#### THE REQUEST:
Will you quote only the lines starting at the one that contains "Transcribe this image's" and ending with the last line of the listing below, inclusive?

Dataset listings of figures
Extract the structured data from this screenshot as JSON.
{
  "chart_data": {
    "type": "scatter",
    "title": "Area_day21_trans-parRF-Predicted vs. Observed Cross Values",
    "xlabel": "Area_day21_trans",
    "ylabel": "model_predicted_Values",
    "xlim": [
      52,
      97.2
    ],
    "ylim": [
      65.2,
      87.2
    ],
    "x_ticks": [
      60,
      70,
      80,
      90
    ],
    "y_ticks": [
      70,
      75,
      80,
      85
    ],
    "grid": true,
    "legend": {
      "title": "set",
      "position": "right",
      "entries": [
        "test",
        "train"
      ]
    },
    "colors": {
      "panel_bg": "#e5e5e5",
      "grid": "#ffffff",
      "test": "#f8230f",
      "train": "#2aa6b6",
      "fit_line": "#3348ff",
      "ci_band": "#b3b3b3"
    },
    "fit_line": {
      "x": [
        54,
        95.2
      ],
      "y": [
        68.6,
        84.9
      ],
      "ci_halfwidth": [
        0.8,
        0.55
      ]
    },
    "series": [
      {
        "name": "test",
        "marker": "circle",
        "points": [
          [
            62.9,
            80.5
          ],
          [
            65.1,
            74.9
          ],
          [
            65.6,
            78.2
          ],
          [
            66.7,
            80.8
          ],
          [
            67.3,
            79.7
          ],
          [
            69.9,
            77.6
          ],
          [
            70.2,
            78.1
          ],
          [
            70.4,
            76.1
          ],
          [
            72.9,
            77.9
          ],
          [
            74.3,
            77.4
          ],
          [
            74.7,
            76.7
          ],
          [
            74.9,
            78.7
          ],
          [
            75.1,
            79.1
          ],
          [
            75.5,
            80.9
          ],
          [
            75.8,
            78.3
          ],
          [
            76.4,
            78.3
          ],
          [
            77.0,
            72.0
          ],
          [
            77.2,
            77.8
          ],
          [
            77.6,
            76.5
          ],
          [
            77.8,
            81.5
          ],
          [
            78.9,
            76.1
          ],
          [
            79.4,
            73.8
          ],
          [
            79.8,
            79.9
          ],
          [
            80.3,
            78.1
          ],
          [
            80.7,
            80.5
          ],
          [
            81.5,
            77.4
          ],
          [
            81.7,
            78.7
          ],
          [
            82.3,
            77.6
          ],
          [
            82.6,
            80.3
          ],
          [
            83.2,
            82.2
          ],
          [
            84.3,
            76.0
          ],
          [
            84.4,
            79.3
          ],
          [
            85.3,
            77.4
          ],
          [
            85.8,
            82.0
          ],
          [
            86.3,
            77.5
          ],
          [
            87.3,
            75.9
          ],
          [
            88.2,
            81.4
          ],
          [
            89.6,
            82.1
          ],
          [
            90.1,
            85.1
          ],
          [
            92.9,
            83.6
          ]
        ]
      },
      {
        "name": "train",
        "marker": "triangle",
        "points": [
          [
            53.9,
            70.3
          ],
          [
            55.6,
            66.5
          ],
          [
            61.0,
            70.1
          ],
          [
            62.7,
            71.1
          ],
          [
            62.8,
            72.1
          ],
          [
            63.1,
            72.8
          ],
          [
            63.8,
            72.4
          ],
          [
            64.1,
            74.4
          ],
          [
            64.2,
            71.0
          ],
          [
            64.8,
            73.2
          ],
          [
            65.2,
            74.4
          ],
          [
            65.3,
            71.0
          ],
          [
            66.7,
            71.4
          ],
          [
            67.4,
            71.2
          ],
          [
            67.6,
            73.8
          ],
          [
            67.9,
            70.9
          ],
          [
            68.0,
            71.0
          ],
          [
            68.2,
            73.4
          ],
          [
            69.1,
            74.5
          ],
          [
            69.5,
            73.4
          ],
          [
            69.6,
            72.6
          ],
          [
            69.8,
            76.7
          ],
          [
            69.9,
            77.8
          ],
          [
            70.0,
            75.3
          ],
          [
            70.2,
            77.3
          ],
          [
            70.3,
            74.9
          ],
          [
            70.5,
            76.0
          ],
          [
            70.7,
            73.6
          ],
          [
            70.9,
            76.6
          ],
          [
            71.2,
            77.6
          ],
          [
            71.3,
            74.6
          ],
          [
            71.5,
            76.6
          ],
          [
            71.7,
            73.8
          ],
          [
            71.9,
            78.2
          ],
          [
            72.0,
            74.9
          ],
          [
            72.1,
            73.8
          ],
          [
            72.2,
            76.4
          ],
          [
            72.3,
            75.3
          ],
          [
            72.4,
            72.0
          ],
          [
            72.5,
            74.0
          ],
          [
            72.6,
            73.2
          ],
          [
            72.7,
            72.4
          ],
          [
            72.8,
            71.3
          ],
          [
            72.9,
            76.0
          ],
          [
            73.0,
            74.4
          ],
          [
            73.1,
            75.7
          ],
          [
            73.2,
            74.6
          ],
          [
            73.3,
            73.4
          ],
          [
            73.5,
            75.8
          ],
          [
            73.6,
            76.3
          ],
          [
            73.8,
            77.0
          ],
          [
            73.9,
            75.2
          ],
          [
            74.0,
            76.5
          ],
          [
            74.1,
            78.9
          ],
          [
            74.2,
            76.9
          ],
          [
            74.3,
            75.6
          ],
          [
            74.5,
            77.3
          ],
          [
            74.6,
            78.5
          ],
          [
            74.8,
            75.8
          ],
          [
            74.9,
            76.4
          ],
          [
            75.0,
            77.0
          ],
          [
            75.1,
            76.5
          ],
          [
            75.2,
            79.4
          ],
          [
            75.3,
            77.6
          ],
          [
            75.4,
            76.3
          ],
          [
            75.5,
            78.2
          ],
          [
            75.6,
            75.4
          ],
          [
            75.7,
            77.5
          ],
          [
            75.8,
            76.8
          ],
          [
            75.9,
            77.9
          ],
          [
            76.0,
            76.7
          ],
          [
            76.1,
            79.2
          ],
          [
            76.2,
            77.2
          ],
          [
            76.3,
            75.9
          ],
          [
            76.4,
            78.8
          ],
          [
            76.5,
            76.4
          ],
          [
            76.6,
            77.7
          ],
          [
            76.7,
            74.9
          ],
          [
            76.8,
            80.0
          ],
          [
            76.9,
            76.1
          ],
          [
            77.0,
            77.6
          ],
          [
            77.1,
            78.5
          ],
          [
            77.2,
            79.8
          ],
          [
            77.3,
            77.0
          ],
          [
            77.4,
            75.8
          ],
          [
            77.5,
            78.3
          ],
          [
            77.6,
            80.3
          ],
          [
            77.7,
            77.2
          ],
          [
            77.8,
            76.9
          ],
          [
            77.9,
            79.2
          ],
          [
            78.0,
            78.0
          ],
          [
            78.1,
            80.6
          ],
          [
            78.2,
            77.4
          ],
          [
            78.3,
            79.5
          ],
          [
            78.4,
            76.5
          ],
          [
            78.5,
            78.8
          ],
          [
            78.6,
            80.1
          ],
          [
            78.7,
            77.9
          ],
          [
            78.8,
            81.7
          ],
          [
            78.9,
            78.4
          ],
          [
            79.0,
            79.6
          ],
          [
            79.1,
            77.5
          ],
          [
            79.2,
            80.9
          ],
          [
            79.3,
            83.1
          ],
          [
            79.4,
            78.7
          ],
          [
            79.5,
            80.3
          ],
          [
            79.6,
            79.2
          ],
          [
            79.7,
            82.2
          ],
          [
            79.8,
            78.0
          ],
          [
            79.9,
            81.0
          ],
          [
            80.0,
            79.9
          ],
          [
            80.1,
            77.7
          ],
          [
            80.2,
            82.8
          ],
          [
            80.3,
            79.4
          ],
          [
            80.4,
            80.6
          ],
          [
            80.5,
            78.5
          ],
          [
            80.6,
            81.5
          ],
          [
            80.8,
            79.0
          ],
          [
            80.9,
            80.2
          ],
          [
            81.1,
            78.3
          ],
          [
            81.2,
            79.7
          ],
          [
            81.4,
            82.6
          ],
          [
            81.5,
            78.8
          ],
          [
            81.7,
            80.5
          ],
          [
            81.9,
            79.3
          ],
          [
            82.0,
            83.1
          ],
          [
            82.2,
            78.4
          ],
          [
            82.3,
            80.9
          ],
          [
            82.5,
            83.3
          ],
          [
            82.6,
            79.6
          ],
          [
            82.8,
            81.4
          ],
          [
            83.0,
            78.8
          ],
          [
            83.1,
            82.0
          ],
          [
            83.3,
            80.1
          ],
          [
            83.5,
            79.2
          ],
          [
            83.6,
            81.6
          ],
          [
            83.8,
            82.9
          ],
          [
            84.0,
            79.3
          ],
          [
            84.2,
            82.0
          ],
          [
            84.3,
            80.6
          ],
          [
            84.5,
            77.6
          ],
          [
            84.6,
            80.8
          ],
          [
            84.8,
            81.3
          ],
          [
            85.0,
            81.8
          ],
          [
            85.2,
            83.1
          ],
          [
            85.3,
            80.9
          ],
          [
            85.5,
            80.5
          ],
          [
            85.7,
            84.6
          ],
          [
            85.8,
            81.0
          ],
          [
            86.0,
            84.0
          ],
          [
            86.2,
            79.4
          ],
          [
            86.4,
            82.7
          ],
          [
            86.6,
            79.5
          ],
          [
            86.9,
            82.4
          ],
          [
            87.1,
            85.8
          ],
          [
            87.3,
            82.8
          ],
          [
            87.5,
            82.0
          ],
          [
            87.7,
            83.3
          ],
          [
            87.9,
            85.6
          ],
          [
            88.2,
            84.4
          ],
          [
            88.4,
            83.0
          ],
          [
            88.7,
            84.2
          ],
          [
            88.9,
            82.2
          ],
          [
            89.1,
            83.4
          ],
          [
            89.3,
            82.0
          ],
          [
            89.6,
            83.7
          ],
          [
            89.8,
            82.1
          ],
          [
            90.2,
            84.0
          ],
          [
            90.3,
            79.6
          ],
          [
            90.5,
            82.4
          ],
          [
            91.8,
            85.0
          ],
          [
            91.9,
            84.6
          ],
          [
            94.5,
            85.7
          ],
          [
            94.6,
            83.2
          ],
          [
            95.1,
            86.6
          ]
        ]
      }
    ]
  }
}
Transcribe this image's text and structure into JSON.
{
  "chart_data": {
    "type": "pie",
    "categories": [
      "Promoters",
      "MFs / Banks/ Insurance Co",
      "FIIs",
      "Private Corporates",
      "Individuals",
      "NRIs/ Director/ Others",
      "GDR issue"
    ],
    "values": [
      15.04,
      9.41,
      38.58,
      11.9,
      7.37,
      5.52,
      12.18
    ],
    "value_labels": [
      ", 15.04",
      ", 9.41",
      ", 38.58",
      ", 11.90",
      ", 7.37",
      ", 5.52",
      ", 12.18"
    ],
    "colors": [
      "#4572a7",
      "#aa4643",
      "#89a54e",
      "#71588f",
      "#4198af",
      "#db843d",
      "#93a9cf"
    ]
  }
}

#### TASK OUTPUT:
Transcribe this image's text and structure into JSON.
{
  "chart_data": {
    "type": "pie",
    "categories": [
      "Promoters",
      "MFs / Banks/ Insurance Co",
      "FIIs",
      "Private Corporates",
      "Individuals",
      "NRIs/ Director/ Others",
      "GDR issue"
    ],
    "values": [
      15.04,
      9.41,
      38.58,
      11.9,
      7.37,
      5.52,
      12.18
    ],
    "value_labels": [
      ", 15.04",
      ", 9.41",
      ", 38.58",
      ", 11.90",
      ", 7.37",
      ", 5.52",
      ", 12.18"
    ],
    "colors": [
      "#4572a7",
      "#aa4643",
      "#89a54e",
      "#71588f",
      "#4198af",
      "#db843d",
      "#93a9cf"
    ]
  }
}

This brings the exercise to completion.